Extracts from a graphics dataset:
☆ ☆ ☆ ☆ ☆
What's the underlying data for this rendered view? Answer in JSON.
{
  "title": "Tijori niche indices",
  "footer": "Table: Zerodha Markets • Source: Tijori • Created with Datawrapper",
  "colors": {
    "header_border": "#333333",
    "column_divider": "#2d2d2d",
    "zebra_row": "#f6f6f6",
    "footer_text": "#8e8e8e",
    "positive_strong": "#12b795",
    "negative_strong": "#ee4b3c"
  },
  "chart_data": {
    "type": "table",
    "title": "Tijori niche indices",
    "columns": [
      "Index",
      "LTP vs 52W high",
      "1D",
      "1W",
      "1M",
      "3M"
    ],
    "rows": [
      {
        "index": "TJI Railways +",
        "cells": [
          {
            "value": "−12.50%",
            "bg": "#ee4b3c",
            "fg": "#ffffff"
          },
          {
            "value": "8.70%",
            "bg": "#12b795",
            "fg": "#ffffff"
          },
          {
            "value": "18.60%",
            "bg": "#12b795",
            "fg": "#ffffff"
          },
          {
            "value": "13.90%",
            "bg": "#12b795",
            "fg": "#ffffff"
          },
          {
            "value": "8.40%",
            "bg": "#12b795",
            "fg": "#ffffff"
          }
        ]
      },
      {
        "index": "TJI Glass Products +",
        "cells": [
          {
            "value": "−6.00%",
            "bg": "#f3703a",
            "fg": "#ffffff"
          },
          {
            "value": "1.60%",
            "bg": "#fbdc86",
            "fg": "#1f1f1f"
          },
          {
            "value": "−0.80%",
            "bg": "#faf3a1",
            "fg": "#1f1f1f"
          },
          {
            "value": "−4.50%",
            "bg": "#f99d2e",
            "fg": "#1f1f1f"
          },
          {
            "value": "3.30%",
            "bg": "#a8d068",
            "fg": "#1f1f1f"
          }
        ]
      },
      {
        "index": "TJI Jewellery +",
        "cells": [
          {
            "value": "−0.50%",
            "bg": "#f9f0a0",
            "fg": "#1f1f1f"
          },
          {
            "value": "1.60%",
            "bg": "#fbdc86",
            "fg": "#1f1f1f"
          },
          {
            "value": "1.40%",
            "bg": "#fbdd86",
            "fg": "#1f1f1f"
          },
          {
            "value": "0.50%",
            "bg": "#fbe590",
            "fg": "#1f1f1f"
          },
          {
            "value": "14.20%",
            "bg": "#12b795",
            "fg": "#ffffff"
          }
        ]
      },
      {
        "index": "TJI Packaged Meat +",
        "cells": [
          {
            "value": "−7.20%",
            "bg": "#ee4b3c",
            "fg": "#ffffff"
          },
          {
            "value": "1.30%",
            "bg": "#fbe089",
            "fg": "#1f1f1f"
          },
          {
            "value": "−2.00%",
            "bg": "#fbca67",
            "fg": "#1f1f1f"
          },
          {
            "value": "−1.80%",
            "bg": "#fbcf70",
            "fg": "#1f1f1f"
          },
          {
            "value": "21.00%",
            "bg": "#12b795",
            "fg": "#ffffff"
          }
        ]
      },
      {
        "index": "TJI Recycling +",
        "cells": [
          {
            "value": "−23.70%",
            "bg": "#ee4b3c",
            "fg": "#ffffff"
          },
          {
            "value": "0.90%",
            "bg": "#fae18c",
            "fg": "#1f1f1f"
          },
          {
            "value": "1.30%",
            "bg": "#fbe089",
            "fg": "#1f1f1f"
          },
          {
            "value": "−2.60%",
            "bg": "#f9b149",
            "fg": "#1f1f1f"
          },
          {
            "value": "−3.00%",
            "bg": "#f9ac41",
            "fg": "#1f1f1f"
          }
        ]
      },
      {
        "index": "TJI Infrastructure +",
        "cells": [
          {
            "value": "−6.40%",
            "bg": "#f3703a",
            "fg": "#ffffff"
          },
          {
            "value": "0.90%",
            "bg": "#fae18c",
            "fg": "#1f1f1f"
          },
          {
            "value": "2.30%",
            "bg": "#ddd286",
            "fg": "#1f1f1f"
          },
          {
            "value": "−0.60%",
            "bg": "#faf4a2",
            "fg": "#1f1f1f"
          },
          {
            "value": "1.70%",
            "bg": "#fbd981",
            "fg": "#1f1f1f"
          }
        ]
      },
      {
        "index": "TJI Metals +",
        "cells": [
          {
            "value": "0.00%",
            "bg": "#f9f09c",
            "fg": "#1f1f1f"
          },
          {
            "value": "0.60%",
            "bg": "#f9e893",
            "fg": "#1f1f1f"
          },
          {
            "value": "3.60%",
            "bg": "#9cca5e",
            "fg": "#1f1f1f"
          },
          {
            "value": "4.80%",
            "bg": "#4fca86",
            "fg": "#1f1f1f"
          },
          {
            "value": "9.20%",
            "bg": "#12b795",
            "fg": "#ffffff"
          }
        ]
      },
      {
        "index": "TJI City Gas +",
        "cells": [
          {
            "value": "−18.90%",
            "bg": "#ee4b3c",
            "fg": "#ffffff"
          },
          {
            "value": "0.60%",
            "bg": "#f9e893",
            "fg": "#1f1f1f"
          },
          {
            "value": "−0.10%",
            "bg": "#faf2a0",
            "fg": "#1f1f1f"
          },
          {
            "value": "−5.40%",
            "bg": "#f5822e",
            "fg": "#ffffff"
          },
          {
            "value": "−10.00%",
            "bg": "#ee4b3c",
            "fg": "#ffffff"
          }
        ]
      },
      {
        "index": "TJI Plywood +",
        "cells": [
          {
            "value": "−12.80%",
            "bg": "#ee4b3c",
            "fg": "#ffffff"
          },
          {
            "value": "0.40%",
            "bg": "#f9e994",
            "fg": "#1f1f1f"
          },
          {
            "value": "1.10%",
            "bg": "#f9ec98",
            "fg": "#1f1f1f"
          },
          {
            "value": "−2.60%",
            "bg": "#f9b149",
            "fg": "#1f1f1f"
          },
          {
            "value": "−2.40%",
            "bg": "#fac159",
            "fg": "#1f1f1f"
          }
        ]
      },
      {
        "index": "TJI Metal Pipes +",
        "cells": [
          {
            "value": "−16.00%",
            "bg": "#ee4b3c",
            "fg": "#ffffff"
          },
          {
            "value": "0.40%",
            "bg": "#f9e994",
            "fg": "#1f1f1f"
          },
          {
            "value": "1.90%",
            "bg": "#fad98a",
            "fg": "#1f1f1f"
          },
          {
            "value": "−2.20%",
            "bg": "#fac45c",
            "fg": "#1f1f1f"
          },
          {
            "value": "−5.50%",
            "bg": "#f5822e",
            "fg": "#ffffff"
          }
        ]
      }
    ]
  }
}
☆ ☆ ☆ ☆ ☆
● **TASK INSTRUCTIONS**:
All of the records must be repeated exactly.

● **IN RESPONSE**:
What's the underlying data for this rendered view? Answer in JSON.
{
  "title": "Tijori niche indices",
  "footer": "Table: Zerodha Markets • Source: Tijori • Created with Datawrapper",
  "colors": {
    "header_border": "#333333",
    "column_divider": "#2d2d2d",
    "zebra_row": "#f6f6f6",
    "footer_text": "#8e8e8e",
    "positive_strong": "#12b795",
    "negative_strong": "#ee4b3c"
  },
  "chart_data": {
    "type": "table",
    "title": "Tijori niche indices",
    "columns": [
      "Index",
      "LTP vs 52W high",
      "1D",
      "1W",
      "1M",
      "3M"
    ],
    "rows": [
      {
        "index": "TJI Railways +",
        "cells": [
          {
            "value": "−12.50%",
            "bg": "#ee4b3c",
            "fg": "#ffffff"
          },
          {
            "value": "8.70%",
            "bg": "#12b795",
            "fg": "#ffffff"
          },
          {
            "value": "18.60%",
            "bg": "#12b795",
            "fg": "#ffffff"
          },
          {
            "value": "13.90%",
            "bg": "#12b795",
            "fg": "#ffffff"
          },
          {
            "value": "8.40%",
            "bg": "#12b795",
            "fg": "#ffffff"
          }
        ]
      },
      {
        "index": "TJI Glass Products +",
        "cells": [
          {
            "value": "−6.00%",
            "bg": "#f3703a",
            "fg": "#ffffff"
          },
          {
            "value": "1.60%",
            "bg": "#fbdc86",
            "fg": "#1f1f1f"
          },
          {
            "value": "−0.80%",
            "bg": "#faf3a1",
            "fg": "#1f1f1f"
          },
          {
            "value": "−4.50%",
            "bg": "#f99d2e",
            "fg": "#1f1f1f"
          },
          {
            "value": "3.30%",
            "bg": "#a8d068",
            "fg": "#1f1f1f"
          }
        ]
      },
      {
        "index": "TJI Jewellery +",
        "cells": [
          {
            "value": "−0.50%",
            "bg": "#f9f0a0",
            "fg": "#1f1f1f"
          },
          {
            "value": "1.60%",
            "bg": "#fbdc86",
            "fg": "#1f1f1f"
          },
          {
            "value": "1.40%",
            "bg": "#fbdd86",
            "fg": "#1f1f1f"
          },
          {
            "value": "0.50%",
            "bg": "#fbe590",
            "fg": "#1f1f1f"
          },
          {
            "value": "14.20%",
            "bg": "#12b795",
            "fg": "#ffffff"
          }
        ]
      },
      {
        "index": "TJI Packaged Meat +",
        "cells": [
          {
            "value": "−7.20%",
            "bg": "#ee4b3c",
            "fg": "#ffffff"
          },
          {
            "value": "1.30%",
            "bg": "#fbe089",
            "fg": "#1f1f1f"
          },
          {
            "value": "−2.00%",
            "bg": "#fbca67",
            "fg": "#1f1f1f"
          },
          {
            "value": "−1.80%",
            "bg": "#fbcf70",
            "fg": "#1f1f1f"
          },
          {
            "value": "21.00%",
            "bg": "#12b795",
            "fg": "#ffffff"
          }
        ]
      },
      {
        "index": "TJI Recycling +",
        "cells": [
          {
            "value": "−23.70%",
            "bg": "#ee4b3c",
            "fg": "#ffffff"
          },
          {
            "value": "0.90%",
            "bg": "#fae18c",
            "fg": "#1f1f1f"
          },
          {
            "value": "1.30%",
            "bg": "#fbe089",
            "fg": "#1f1f1f"
          },
          {
            "value": "−2.60%",
            "bg": "#f9b149",
            "fg": "#1f1f1f"
          },
          {
            "value": "−3.00%",
            "bg": "#f9ac41",
            "fg": "#1f1f1f"
          }
        ]
      },
      {
        "index": "TJI Infrastructure +",
        "cells": [
          {
            "value": "−6.40%",
            "bg": "#f3703a",
            "fg": "#ffffff"
          },
          {
            "value": "0.90%",
            "bg": "#fae18c",
            "fg": "#1f1f1f"
          },
          {
            "value": "2.30%",
            "bg": "#ddd286",
            "fg": "#1f1f1f"
          },
          {
            "value": "−0.60%",
            "bg": "#faf4a2",
            "fg": "#1f1f1f"
          },
          {
            "value": "1.70%",
            "bg": "#fbd981",
            "fg": "#1f1f1f"
          }
        ]
      },
      {
        "index": "TJI Metals +",
        "cells": [
          {
            "value": "0.00%",
            "bg": "#f9f09c",
            "fg": "#1f1f1f"
          },
          {
            "value": "0.60%",
            "bg": "#f9e893",
            "fg": "#1f1f1f"
          },
          {
            "value": "3.60%",
            "bg": "#9cca5e",
            "fg": "#1f1f1f"
          },
          {
            "value": "4.80%",
            "bg": "#4fca86",
            "fg": "#1f1f1f"
          },
          {
            "value": "9.20%",
            "bg": "#12b795",
            "fg": "#ffffff"
          }
        ]
      },
      {
        "index": "TJI City Gas +",
        "cells": [
          {
            "value": "−18.90%",
            "bg": "#ee4b3c",
            "fg": "#ffffff"
          },
          {
            "value": "0.60%",
            "bg": "#f9e893",
            "fg": "#1f1f1f"
          },
          {
            "value": "−0.10%",
            "bg": "#faf2a0",
            "fg": "#1f1f1f"
          },
          {
            "value": "−5.40%",
            "bg": "#f5822e",
            "fg": "#ffffff"
          },
          {
            "value": "−10.00%",
            "bg": "#ee4b3c",
            "fg": "#ffffff"
          }
        ]
      },
      {
        "index": "TJI Plywood +",
        "cells": [
          {
            "value": "−12.80%",
            "bg": "#ee4b3c",
            "fg": "#ffffff"
          },
          {
            "value": "0.40%",
            "bg": "#f9e994",
            "fg": "#1f1f1f"
          },
          {
            "value": "1.10%",
            "bg": "#f9ec98",
            "fg": "#1f1f1f"
          },
          {
            "value": "−2.60%",
            "bg": "#f9b149",
            "fg": "#1f1f1f"
          },
          {
            "value": "−2.40%",
            "bg": "#fac159",
            "fg": "#1f1f1f"
          }
        ]
      },
      {
        "index": "TJI Metal Pipes +",
        "cells": [
          {
            "value": "−16.00%",
            "bg": "#ee4b3c",
            "fg": "#ffffff"
          },
          {
            "value": "0.40%",
            "bg": "#f9e994",
            "fg": "#1f1f1f"
          },
          {
            "value": "1.90%",
            "bg": "#fad98a",
            "fg": "#1f1f1f"
          },
          {
            "value": "−2.20%",
            "bg": "#fac45c",
            "fg": "#1f1f1f"
          },
          {
            "value": "−5.50%",
            "bg": "#f5822e",
            "fg": "#ffffff"
          }
        ]
      }
    ]
  }
}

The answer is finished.